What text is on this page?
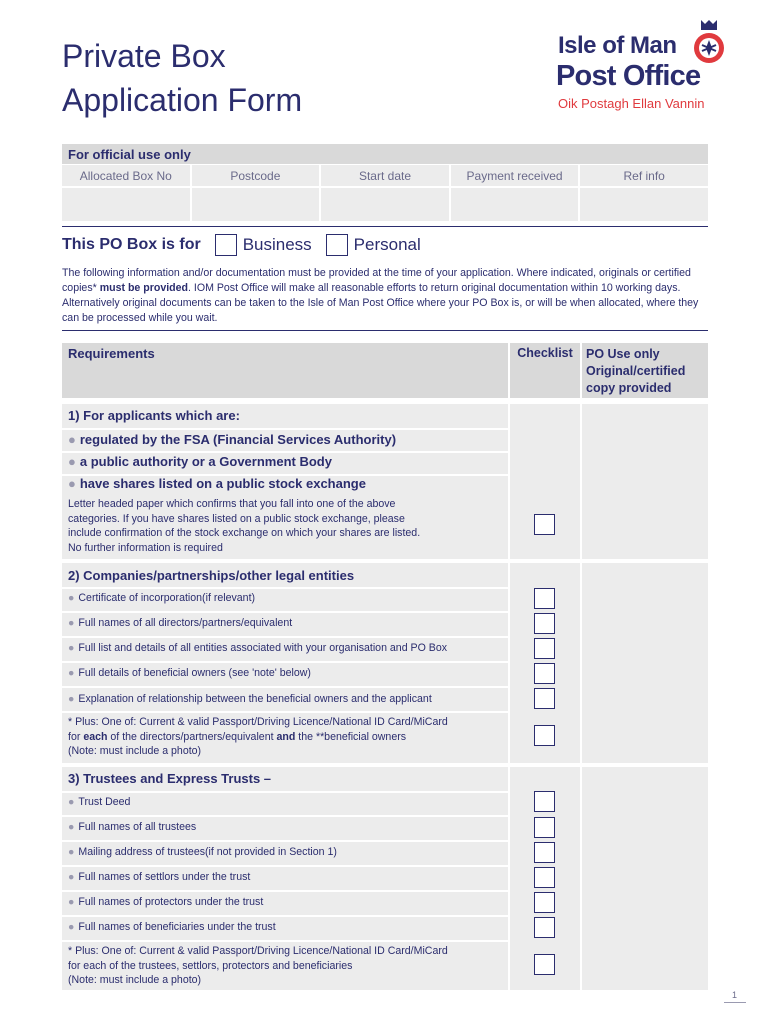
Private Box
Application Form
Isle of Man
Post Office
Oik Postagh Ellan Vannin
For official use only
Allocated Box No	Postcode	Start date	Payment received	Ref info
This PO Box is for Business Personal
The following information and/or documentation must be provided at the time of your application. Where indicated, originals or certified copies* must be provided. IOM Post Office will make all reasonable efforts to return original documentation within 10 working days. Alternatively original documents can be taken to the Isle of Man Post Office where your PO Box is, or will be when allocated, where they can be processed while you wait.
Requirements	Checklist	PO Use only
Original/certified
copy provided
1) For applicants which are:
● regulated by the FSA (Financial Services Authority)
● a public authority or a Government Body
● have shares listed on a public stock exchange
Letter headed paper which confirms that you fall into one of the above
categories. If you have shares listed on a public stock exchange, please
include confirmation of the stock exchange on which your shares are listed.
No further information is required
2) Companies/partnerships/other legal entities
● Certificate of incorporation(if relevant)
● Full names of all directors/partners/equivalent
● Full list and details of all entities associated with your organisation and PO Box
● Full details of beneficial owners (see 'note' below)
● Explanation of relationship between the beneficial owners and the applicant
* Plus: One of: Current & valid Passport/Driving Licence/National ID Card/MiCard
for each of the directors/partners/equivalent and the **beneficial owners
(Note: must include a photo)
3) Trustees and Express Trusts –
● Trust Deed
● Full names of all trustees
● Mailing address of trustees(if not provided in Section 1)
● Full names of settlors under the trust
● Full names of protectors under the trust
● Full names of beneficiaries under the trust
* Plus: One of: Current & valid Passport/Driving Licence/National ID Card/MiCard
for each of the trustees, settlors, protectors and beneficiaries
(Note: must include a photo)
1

....................

--- Objective ---
Collect each line of the entries that has the word "beneficial", copying it in full.

--- Solution below ---
● Full details of beneficial owners (see 'note' below)
● Explanation of relationship between the beneficial owners and the applicant
for each of the directors/partners/equivalent and the **beneficial owners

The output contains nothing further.